**YOUR OBJECTIVE:**
Report all lines from the entries below in which "qaysi" appears.

**RECORDS SUPPLIED:**
BEGIN

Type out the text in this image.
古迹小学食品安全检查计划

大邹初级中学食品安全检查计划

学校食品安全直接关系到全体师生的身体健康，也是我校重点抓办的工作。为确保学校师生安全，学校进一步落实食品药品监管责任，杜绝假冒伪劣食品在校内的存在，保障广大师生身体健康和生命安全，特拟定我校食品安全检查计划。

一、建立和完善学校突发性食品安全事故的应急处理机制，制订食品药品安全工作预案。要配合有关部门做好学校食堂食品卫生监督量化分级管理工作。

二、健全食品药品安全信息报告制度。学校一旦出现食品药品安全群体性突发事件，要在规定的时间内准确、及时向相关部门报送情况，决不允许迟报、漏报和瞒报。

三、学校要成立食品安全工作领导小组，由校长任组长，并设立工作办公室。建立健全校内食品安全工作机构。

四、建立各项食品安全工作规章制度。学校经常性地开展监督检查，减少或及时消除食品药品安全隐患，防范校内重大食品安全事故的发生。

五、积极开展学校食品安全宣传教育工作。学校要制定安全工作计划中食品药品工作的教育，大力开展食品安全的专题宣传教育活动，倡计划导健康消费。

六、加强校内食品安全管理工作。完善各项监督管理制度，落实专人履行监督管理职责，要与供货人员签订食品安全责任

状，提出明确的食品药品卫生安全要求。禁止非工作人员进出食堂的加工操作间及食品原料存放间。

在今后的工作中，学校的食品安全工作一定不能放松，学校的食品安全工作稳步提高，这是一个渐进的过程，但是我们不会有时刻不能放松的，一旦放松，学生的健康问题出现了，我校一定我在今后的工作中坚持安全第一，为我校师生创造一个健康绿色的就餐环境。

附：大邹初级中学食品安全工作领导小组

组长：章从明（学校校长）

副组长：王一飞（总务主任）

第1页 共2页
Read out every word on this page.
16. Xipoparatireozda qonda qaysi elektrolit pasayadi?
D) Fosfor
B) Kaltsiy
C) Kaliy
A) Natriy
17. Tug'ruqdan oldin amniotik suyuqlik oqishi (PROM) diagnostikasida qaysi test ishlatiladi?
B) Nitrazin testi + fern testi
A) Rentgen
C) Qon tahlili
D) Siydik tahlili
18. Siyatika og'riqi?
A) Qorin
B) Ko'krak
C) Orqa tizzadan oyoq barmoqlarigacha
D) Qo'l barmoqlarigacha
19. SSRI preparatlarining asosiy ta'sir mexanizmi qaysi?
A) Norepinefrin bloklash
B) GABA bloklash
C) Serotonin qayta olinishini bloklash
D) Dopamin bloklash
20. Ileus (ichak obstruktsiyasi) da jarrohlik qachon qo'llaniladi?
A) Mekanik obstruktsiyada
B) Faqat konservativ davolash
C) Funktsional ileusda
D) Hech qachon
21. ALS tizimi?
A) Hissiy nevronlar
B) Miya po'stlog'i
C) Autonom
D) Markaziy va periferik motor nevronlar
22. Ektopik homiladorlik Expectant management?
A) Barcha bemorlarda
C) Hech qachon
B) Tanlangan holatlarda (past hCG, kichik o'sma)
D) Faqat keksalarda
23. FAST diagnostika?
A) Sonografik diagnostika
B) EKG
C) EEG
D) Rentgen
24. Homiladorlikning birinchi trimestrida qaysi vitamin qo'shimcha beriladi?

END

**ANSWER IN FULL:**
16. Xipoparatireozda qonda qaysi elektrolit pasayadi?
17. Tug'ruqdan oldin amniotik suyuqlik oqishi (PROM) diagnostikasida qaysi test ishlatiladi?
19. SSRI preparatlarining asosiy ta'sir mexanizmi qaysi?
24. Homiladorlikning birinchi trimestrida qaysi vitamin qo'shimcha beriladi?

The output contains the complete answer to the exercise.